### Written request
Pull every line containing "xlabel" out of the material below.

### Supplied records
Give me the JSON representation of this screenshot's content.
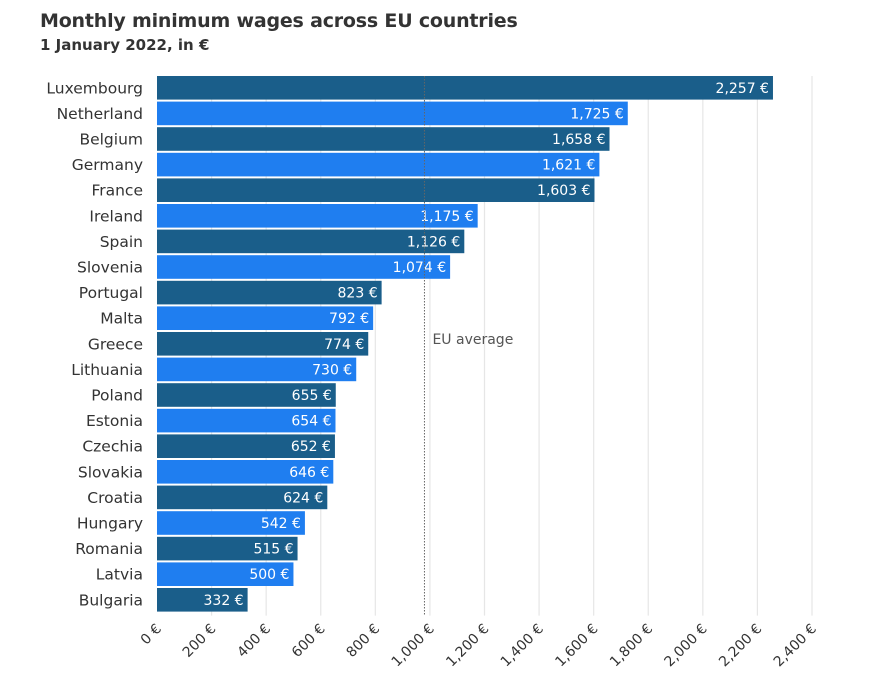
{
  "title": "Monthly minimum wages across EU countries",
  "subtitle": "1 January 2022, in €",
  "colors": {
    "dark": "#1a5e8a",
    "bright": "#1f7ef0",
    "grid": "#e6e6e6",
    "avg_line": "#666666"
  },
  "chart_data": {
    "type": "bar",
    "orientation": "horizontal",
    "title": "Monthly minimum wages across EU countries",
    "subtitle": "1 January 2022, in €",
    "categories": [
      "Luxembourg",
      "Netherland",
      "Belgium",
      "Germany",
      "France",
      "Ireland",
      "Spain",
      "Slovenia",
      "Portugal",
      "Malta",
      "Greece",
      "Lithuania",
      "Poland",
      "Estonia",
      "Czechia",
      "Slovakia",
      "Croatia",
      "Hungary",
      "Romania",
      "Latvia",
      "Bulgaria"
    ],
    "values": [
      2257,
      1725,
      1658,
      1621,
      1603,
      1175,
      1126,
      1074,
      823,
      792,
      774,
      730,
      655,
      654,
      652,
      646,
      624,
      542,
      515,
      500,
      332
    ],
    "value_labels": [
      "2,257 €",
      "1,725 €",
      "1,658 €",
      "1,621 €",
      "1,603 €",
      "1,175 €",
      "1,126 €",
      "1,074 €",
      "823 €",
      "792 €",
      "774 €",
      "730 €",
      "655 €",
      "654 €",
      "652 €",
      "646 €",
      "624 €",
      "542 €",
      "515 €",
      "500 €",
      "332 €"
    ],
    "xlim": [
      0,
      2400
    ],
    "ticks": [
      0,
      200,
      400,
      600,
      800,
      1000,
      1200,
      1400,
      1600,
      1800,
      2000,
      2200,
      2400
    ],
    "tick_labels": [
      "0 €",
      "200 €",
      "400 €",
      "600 €",
      "800 €",
      "1,000 €",
      "1,200 €",
      "1,400 €",
      "1,600 €",
      "1,800 €",
      "2,000 €",
      "2,200 €",
      "2,400 €"
    ],
    "grid": true,
    "reference_line": {
      "label": "EU average",
      "value": 980
    }
  }
}
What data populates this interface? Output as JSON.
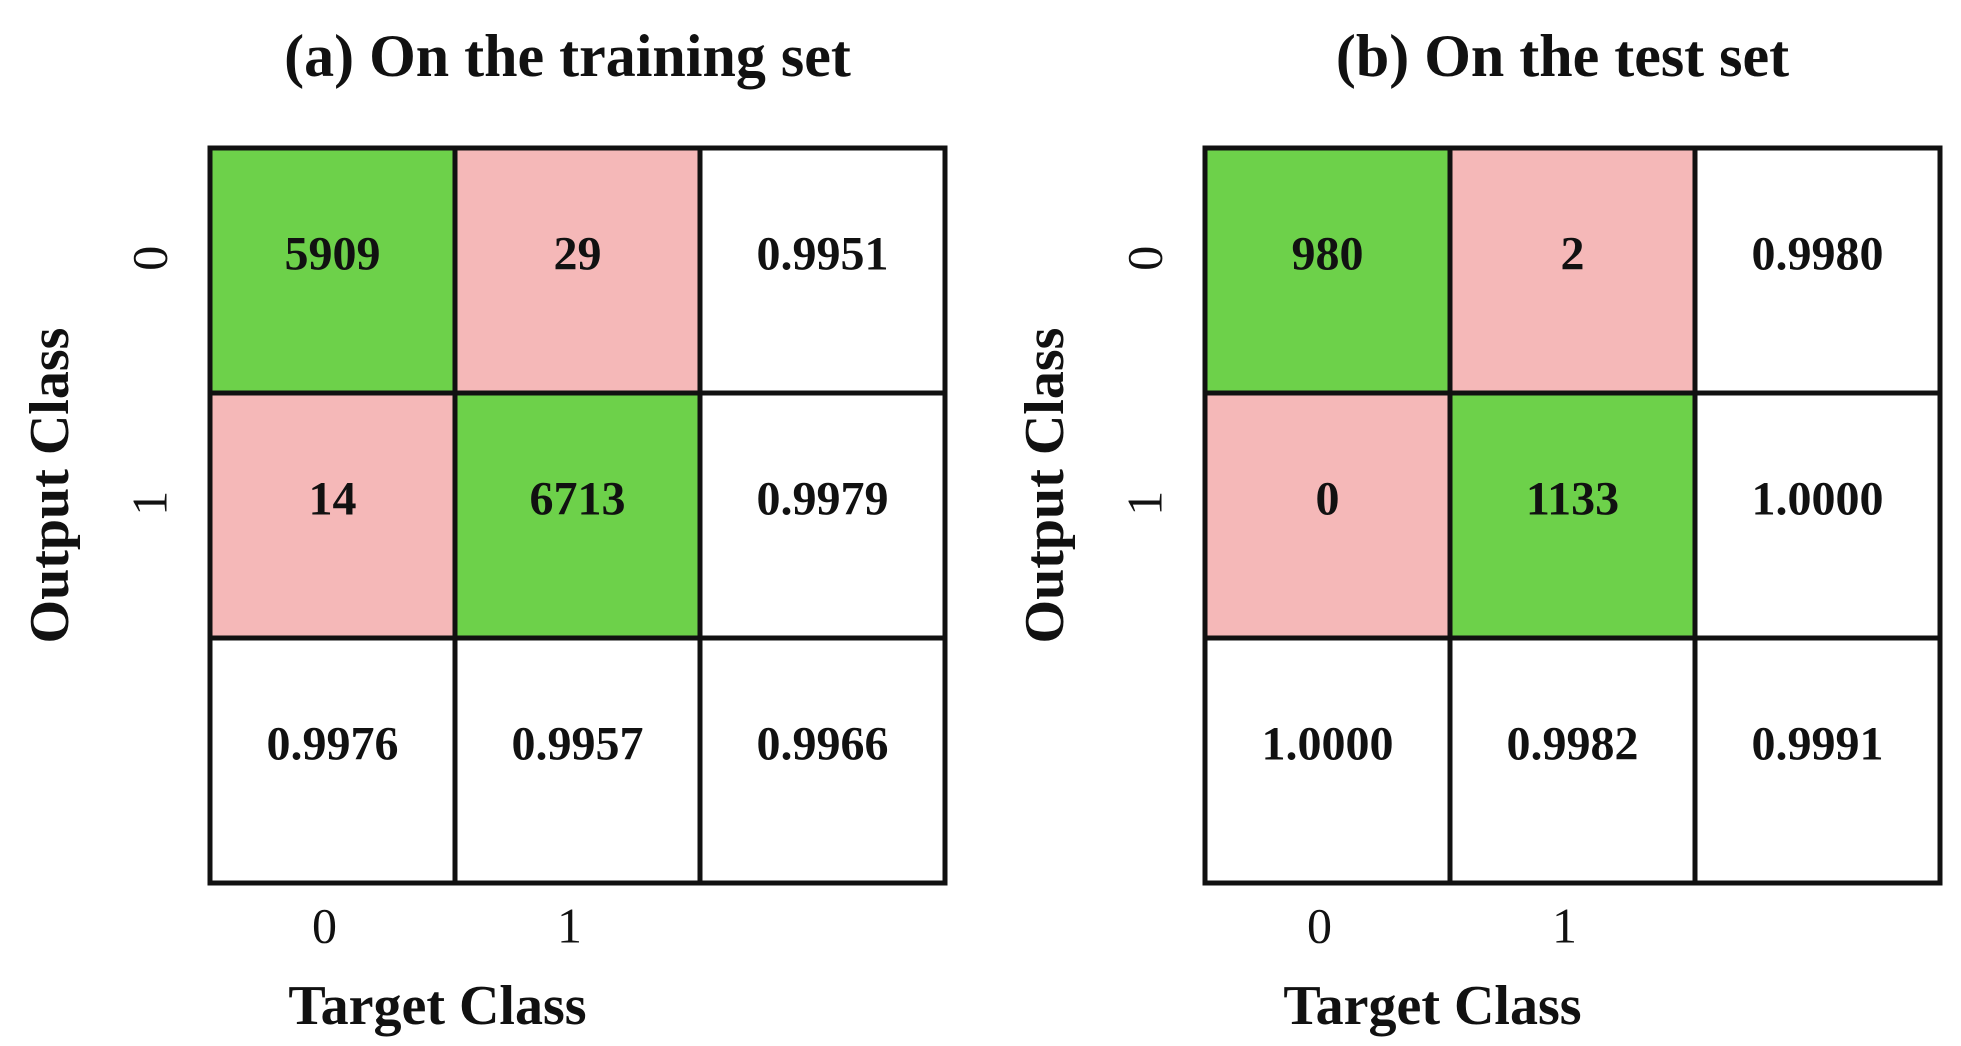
{
  "chart_data": [
    {
      "type": "confusion_matrix",
      "title": "(a) On the training set",
      "xlabel": "Target Class",
      "ylabel": "Output Class",
      "categories": [
        "0",
        "1"
      ],
      "values": [
        [
          5909,
          29,
          0.9951
        ],
        [
          14,
          6713,
          0.9979
        ],
        [
          0.9976,
          0.9957,
          0.9966
        ]
      ],
      "value_labels": [
        [
          "5909",
          "29",
          "0.9951"
        ],
        [
          "14",
          "6713",
          "0.9979"
        ],
        [
          "0.9976",
          "0.9957",
          "0.9966"
        ]
      ],
      "colors": {
        "correct": "#6dd14a",
        "incorrect": "#f5b8b8",
        "summary": "#ffffff"
      }
    },
    {
      "type": "confusion_matrix",
      "title": "(b) On the test set",
      "xlabel": "Target Class",
      "ylabel": "Output Class",
      "categories": [
        "0",
        "1"
      ],
      "values": [
        [
          980,
          2,
          0.998
        ],
        [
          0,
          1133,
          1.0
        ],
        [
          1.0,
          0.9982,
          0.9991
        ]
      ],
      "value_labels": [
        [
          "980",
          "2",
          "0.9980"
        ],
        [
          "0",
          "1133",
          "1.0000"
        ],
        [
          "1.0000",
          "0.9982",
          "0.9991"
        ]
      ],
      "colors": {
        "correct": "#6dd14a",
        "incorrect": "#f5b8b8",
        "summary": "#ffffff"
      }
    }
  ]
}
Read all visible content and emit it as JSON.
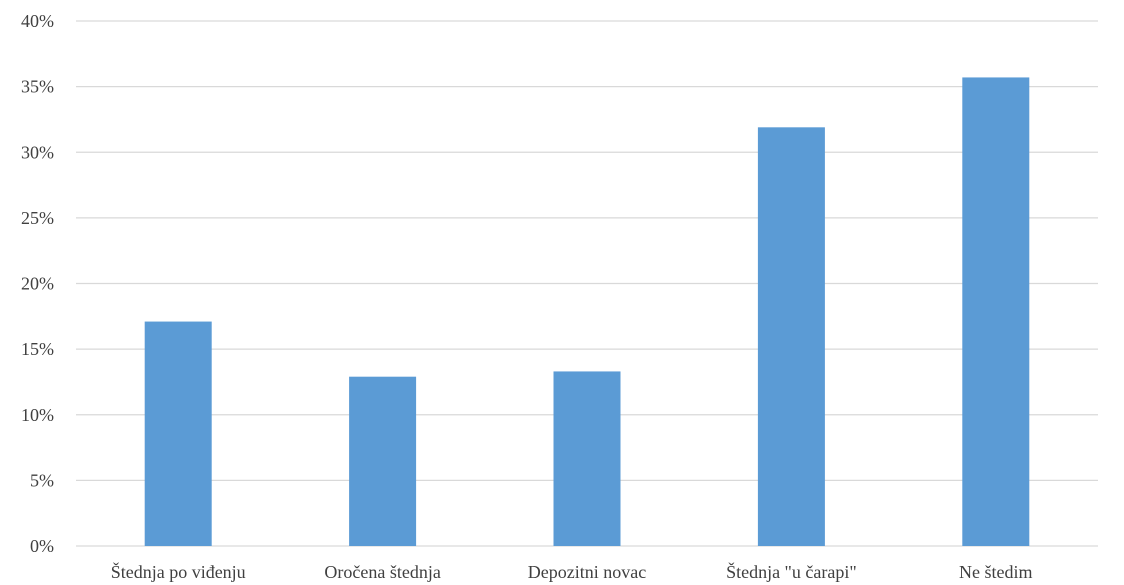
{
  "chart_data": {
    "type": "bar",
    "categories": [
      "Štednja po viđenju",
      "Oročena štednja",
      "Depozitni novac",
      "Štednja \"u čarapi\"",
      "Ne štedim"
    ],
    "values": [
      17.1,
      12.9,
      13.3,
      31.9,
      35.7
    ],
    "unit": "%",
    "ylim": [
      0,
      40
    ],
    "yticks": [
      0,
      5,
      10,
      15,
      20,
      25,
      30,
      35,
      40
    ],
    "ytick_labels": [
      "0%",
      "5%",
      "10%",
      "15%",
      "20%",
      "25%",
      "30%",
      "35%",
      "40%"
    ],
    "title": "",
    "xlabel": "",
    "ylabel": "",
    "grid": true,
    "legend": "none",
    "bar_color": "#5b9bd5",
    "grid_color": "#d9d9d9",
    "label_color": "#404040"
  }
}
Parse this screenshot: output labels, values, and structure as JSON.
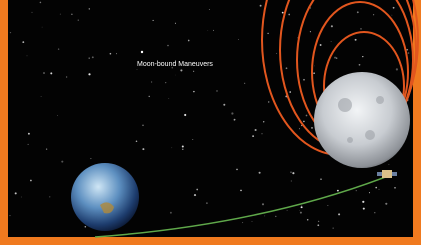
{
  "image": {
    "label": "Moon-bound Maneuvers"
  }
}
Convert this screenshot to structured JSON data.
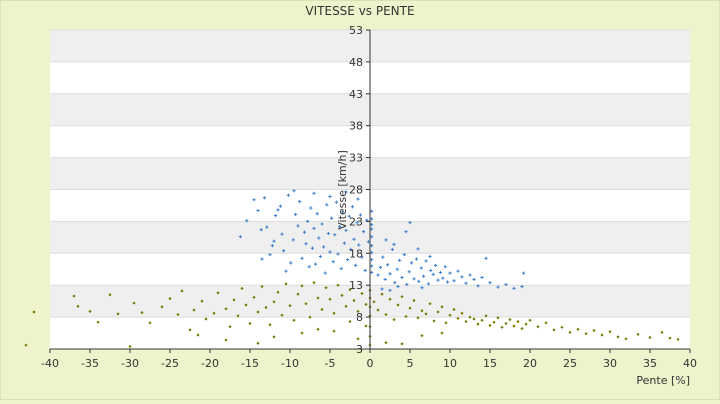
{
  "chart_data": {
    "type": "scatter",
    "title": "VITESSE vs PENTE",
    "xlabel": "Pente [%]",
    "ylabel": "Vitesse [km/h]",
    "xlim": [
      -40,
      40
    ],
    "ylim": [
      3,
      53
    ],
    "x_ticks": [
      "-40",
      "-35",
      "-30",
      "-25",
      "-20",
      "-15",
      "-10",
      "-5",
      "0",
      "5",
      "10",
      "15",
      "20",
      "25",
      "30",
      "35",
      "40"
    ],
    "y_ticks": [
      "3",
      "8",
      "13",
      "18",
      "23",
      "28",
      "33",
      "38",
      "43",
      "48",
      "53"
    ],
    "grid": "alternating horizontal bands",
    "legend": "none",
    "series": [
      {
        "color": "#3a7fd0",
        "marker": "plus",
        "values": [
          [
            -16.2,
            20.6
          ],
          [
            -15.4,
            23.1
          ],
          [
            -14.5,
            26.4
          ],
          [
            -14.0,
            24.7
          ],
          [
            -13.6,
            21.7
          ],
          [
            -13.2,
            26.7
          ],
          [
            -12.9,
            22.1
          ],
          [
            -12.5,
            17.8
          ],
          [
            -12.2,
            19.2
          ],
          [
            -11.8,
            23.9
          ],
          [
            -11.5,
            24.8
          ],
          [
            -11.2,
            25.4
          ],
          [
            -10.8,
            18.4
          ],
          [
            -10.5,
            15.2
          ],
          [
            -10.2,
            27.1
          ],
          [
            -9.9,
            16.5
          ],
          [
            -9.6,
            20.1
          ],
          [
            -9.3,
            24.1
          ],
          [
            -9.0,
            22.3
          ],
          [
            -8.8,
            26.1
          ],
          [
            -8.5,
            17.2
          ],
          [
            -8.2,
            21.3
          ],
          [
            -8.0,
            19.5
          ],
          [
            -7.8,
            23.0
          ],
          [
            -7.6,
            15.9
          ],
          [
            -7.4,
            25.1
          ],
          [
            -7.2,
            18.8
          ],
          [
            -7.0,
            21.9
          ],
          [
            -6.8,
            16.3
          ],
          [
            -6.6,
            24.2
          ],
          [
            -6.4,
            20.4
          ],
          [
            -6.2,
            17.5
          ],
          [
            -6.0,
            22.6
          ],
          [
            -5.8,
            19.0
          ],
          [
            -5.6,
            14.9
          ],
          [
            -5.4,
            25.6
          ],
          [
            -5.2,
            21.1
          ],
          [
            -5.0,
            18.2
          ],
          [
            -4.8,
            23.5
          ],
          [
            -4.6,
            16.7
          ],
          [
            -4.4,
            20.9
          ],
          [
            -4.2,
            26.0
          ],
          [
            -4.0,
            17.9
          ],
          [
            -3.8,
            22.2
          ],
          [
            -3.6,
            15.6
          ],
          [
            -3.4,
            24.5
          ],
          [
            -3.2,
            19.6
          ],
          [
            -3.0,
            21.6
          ],
          [
            -2.8,
            17.0
          ],
          [
            -2.6,
            23.8
          ],
          [
            -2.4,
            18.6
          ],
          [
            -2.2,
            25.3
          ],
          [
            -2.0,
            20.2
          ],
          [
            -1.8,
            16.1
          ],
          [
            -1.6,
            22.8
          ],
          [
            -1.4,
            19.3
          ],
          [
            -1.2,
            24.0
          ],
          [
            -1.0,
            17.4
          ],
          [
            -0.8,
            21.4
          ],
          [
            -0.6,
            15.3
          ],
          [
            -0.4,
            23.2
          ],
          [
            -0.2,
            19.8
          ],
          [
            -9.5,
            27.8
          ],
          [
            -7.0,
            27.4
          ],
          [
            -5.0,
            26.9
          ],
          [
            -3.0,
            27.6
          ],
          [
            -1.5,
            26.5
          ],
          [
            -11.0,
            21.0
          ],
          [
            -12.0,
            19.9
          ],
          [
            -13.5,
            17.1
          ],
          [
            0.2,
            23.4
          ],
          [
            0.2,
            21.8
          ],
          [
            0.2,
            20.6
          ],
          [
            0.2,
            19.2
          ],
          [
            0.2,
            18.1
          ],
          [
            0.2,
            17.0
          ],
          [
            0.2,
            16.0
          ],
          [
            0.2,
            15.0
          ],
          [
            0.2,
            22.5
          ],
          [
            0.2,
            24.6
          ],
          [
            1.0,
            14.6
          ],
          [
            1.3,
            15.8
          ],
          [
            1.6,
            17.4
          ],
          [
            1.9,
            13.9
          ],
          [
            2.2,
            16.2
          ],
          [
            2.5,
            14.8
          ],
          [
            2.8,
            18.6
          ],
          [
            3.1,
            13.4
          ],
          [
            3.4,
            15.5
          ],
          [
            3.7,
            16.9
          ],
          [
            4.0,
            14.2
          ],
          [
            4.3,
            17.8
          ],
          [
            4.6,
            13.1
          ],
          [
            4.9,
            15.1
          ],
          [
            5.2,
            16.5
          ],
          [
            5.5,
            14.0
          ],
          [
            5.8,
            17.1
          ],
          [
            6.1,
            13.6
          ],
          [
            6.4,
            15.7
          ],
          [
            6.7,
            14.4
          ],
          [
            7.0,
            16.8
          ],
          [
            7.3,
            13.2
          ],
          [
            7.6,
            15.3
          ],
          [
            7.9,
            14.7
          ],
          [
            8.2,
            16.1
          ],
          [
            8.5,
            13.8
          ],
          [
            8.8,
            15.0
          ],
          [
            9.1,
            14.1
          ],
          [
            9.4,
            15.9
          ],
          [
            9.7,
            13.5
          ],
          [
            10.0,
            14.9
          ],
          [
            10.5,
            13.7
          ],
          [
            11.0,
            15.2
          ],
          [
            11.5,
            14.3
          ],
          [
            12.0,
            13.3
          ],
          [
            12.5,
            14.6
          ],
          [
            13.0,
            13.9
          ],
          [
            13.5,
            12.9
          ],
          [
            14.0,
            14.2
          ],
          [
            15.0,
            13.4
          ],
          [
            16.0,
            12.7
          ],
          [
            17.0,
            13.1
          ],
          [
            18.0,
            12.5
          ],
          [
            19.0,
            12.8
          ],
          [
            19.2,
            14.9
          ],
          [
            14.5,
            17.2
          ],
          [
            2.0,
            20.1
          ],
          [
            3.0,
            19.4
          ],
          [
            4.5,
            21.4
          ],
          [
            5.0,
            22.8
          ],
          [
            6.0,
            18.7
          ],
          [
            7.5,
            17.5
          ],
          [
            1.5,
            12.4
          ],
          [
            2.5,
            12.2
          ],
          [
            3.5,
            12.8
          ],
          [
            6.5,
            12.6
          ]
        ]
      },
      {
        "color": "#7a7a00",
        "marker": "diamond",
        "values": [
          [
            -43.0,
            3.6
          ],
          [
            -42.0,
            8.8
          ],
          [
            -37.0,
            11.3
          ],
          [
            -36.5,
            9.7
          ],
          [
            -35.0,
            8.9
          ],
          [
            -34.0,
            7.2
          ],
          [
            -32.5,
            11.5
          ],
          [
            -31.5,
            8.5
          ],
          [
            -30.0,
            3.4
          ],
          [
            -29.5,
            10.2
          ],
          [
            -28.5,
            8.7
          ],
          [
            -27.5,
            7.1
          ],
          [
            -26.0,
            9.6
          ],
          [
            -25.0,
            10.9
          ],
          [
            -24.0,
            8.4
          ],
          [
            -23.5,
            12.1
          ],
          [
            -22.5,
            6.0
          ],
          [
            -22.0,
            9.1
          ],
          [
            -21.0,
            10.5
          ],
          [
            -20.5,
            7.7
          ],
          [
            -19.5,
            8.6
          ],
          [
            -19.0,
            11.8
          ],
          [
            -18.0,
            9.3
          ],
          [
            -17.5,
            6.5
          ],
          [
            -17.0,
            10.7
          ],
          [
            -16.5,
            8.2
          ],
          [
            -16.0,
            12.5
          ],
          [
            -15.5,
            9.9
          ],
          [
            -15.0,
            7.0
          ],
          [
            -14.5,
            11.1
          ],
          [
            -14.0,
            8.8
          ],
          [
            -13.5,
            12.8
          ],
          [
            -13.0,
            9.5
          ],
          [
            -12.5,
            6.8
          ],
          [
            -12.0,
            10.4
          ],
          [
            -11.5,
            11.9
          ],
          [
            -11.0,
            8.3
          ],
          [
            -10.5,
            13.2
          ],
          [
            -10.0,
            9.8
          ],
          [
            -9.5,
            7.5
          ],
          [
            -9.0,
            11.6
          ],
          [
            -8.5,
            12.9
          ],
          [
            -8.0,
            10.1
          ],
          [
            -7.5,
            8.0
          ],
          [
            -7.0,
            13.4
          ],
          [
            -6.5,
            11.0
          ],
          [
            -6.0,
            9.2
          ],
          [
            -5.5,
            12.6
          ],
          [
            -5.0,
            10.8
          ],
          [
            -4.5,
            8.6
          ],
          [
            -4.0,
            13.0
          ],
          [
            -3.5,
            11.4
          ],
          [
            -3.0,
            9.7
          ],
          [
            -2.5,
            12.3
          ],
          [
            -2.0,
            10.6
          ],
          [
            -1.5,
            8.9
          ],
          [
            -1.0,
            11.7
          ],
          [
            -0.5,
            10.0
          ],
          [
            -0.5,
            6.6
          ],
          [
            -2.5,
            7.3
          ],
          [
            -4.5,
            5.8
          ],
          [
            -6.5,
            6.1
          ],
          [
            -8.5,
            5.5
          ],
          [
            -12.0,
            4.9
          ],
          [
            -14.0,
            3.9
          ],
          [
            -18.0,
            4.4
          ],
          [
            -21.5,
            5.2
          ],
          [
            0.0,
            3.6
          ],
          [
            0.0,
            5.0
          ],
          [
            0.0,
            6.5
          ],
          [
            0.0,
            8.2
          ],
          [
            0.0,
            9.6
          ],
          [
            0.0,
            11.0
          ],
          [
            0.0,
            12.2
          ],
          [
            0.5,
            10.4
          ],
          [
            1.0,
            9.1
          ],
          [
            1.5,
            11.6
          ],
          [
            2.0,
            8.4
          ],
          [
            2.5,
            10.8
          ],
          [
            3.0,
            7.6
          ],
          [
            3.5,
            9.9
          ],
          [
            4.0,
            11.2
          ],
          [
            4.5,
            8.1
          ],
          [
            5.0,
            9.4
          ],
          [
            5.5,
            10.6
          ],
          [
            6.0,
            7.9
          ],
          [
            6.5,
            9.0
          ],
          [
            7.0,
            8.5
          ],
          [
            7.5,
            10.1
          ],
          [
            8.0,
            7.4
          ],
          [
            8.5,
            8.8
          ],
          [
            9.0,
            9.6
          ],
          [
            9.5,
            7.1
          ],
          [
            10.0,
            8.3
          ],
          [
            10.5,
            9.2
          ],
          [
            11.0,
            7.8
          ],
          [
            11.5,
            8.6
          ],
          [
            12.0,
            7.3
          ],
          [
            12.5,
            8.0
          ],
          [
            13.0,
            7.7
          ],
          [
            13.5,
            6.9
          ],
          [
            14.0,
            7.5
          ],
          [
            14.5,
            8.2
          ],
          [
            15.0,
            6.7
          ],
          [
            15.5,
            7.2
          ],
          [
            16.0,
            7.9
          ],
          [
            16.5,
            6.4
          ],
          [
            17.0,
            7.0
          ],
          [
            17.5,
            7.6
          ],
          [
            18.0,
            6.6
          ],
          [
            18.5,
            7.3
          ],
          [
            19.0,
            6.2
          ],
          [
            19.5,
            6.9
          ],
          [
            20.0,
            7.5
          ],
          [
            21.0,
            6.5
          ],
          [
            22.0,
            7.1
          ],
          [
            23.0,
            6.0
          ],
          [
            24.0,
            6.4
          ],
          [
            25.0,
            5.6
          ],
          [
            26.0,
            6.1
          ],
          [
            27.0,
            5.4
          ],
          [
            28.0,
            5.9
          ],
          [
            29.0,
            5.2
          ],
          [
            30.0,
            5.7
          ],
          [
            31.0,
            4.9
          ],
          [
            32.0,
            4.6
          ],
          [
            33.5,
            5.3
          ],
          [
            35.0,
            4.8
          ],
          [
            36.5,
            5.6
          ],
          [
            37.5,
            4.7
          ],
          [
            38.5,
            4.5
          ],
          [
            2.0,
            4.0
          ],
          [
            4.0,
            3.8
          ],
          [
            6.5,
            5.1
          ],
          [
            9.0,
            5.5
          ],
          [
            -1.5,
            4.6
          ]
        ]
      }
    ]
  }
}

### Solution to this problem
      "xlabel": "Target Class",
      "xlabel": "Target Class",
    "xlabel": "",
    "xlabel": "Pente [%]",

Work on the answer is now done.